_Stored entries:_
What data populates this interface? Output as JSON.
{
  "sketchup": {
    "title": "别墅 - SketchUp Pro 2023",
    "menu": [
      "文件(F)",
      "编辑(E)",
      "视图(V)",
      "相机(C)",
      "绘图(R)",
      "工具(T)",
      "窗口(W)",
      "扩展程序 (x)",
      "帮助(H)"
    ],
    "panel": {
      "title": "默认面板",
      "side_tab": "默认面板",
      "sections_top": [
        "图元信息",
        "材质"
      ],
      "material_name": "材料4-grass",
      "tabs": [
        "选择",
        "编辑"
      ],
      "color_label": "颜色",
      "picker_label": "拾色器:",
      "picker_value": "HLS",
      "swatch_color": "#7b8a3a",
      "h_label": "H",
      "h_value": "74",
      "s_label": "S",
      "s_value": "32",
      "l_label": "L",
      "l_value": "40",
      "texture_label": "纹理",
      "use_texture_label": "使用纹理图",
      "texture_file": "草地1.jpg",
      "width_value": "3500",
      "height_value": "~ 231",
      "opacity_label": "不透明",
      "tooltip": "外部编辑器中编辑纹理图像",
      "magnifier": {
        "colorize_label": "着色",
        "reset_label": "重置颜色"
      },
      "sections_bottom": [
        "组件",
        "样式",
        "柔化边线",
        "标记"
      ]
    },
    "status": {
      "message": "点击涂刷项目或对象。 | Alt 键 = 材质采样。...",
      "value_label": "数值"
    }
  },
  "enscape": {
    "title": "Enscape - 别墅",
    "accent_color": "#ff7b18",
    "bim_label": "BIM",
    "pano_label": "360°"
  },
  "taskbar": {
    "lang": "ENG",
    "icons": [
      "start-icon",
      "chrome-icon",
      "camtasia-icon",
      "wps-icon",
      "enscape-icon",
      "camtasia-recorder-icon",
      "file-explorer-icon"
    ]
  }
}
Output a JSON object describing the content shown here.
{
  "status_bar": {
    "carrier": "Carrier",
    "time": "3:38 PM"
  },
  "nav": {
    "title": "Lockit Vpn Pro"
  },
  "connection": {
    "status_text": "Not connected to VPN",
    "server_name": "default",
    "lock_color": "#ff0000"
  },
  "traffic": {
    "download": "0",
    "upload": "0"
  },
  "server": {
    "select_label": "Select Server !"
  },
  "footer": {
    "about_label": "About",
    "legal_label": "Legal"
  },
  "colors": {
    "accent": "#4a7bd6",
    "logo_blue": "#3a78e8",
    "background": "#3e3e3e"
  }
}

_TASK GOAL:_
Collect from the data above every line that includes "JSON".

_FINAL ANSWER:_
What data populates this interface? Output as JSON.
Output a JSON object describing the content shown here.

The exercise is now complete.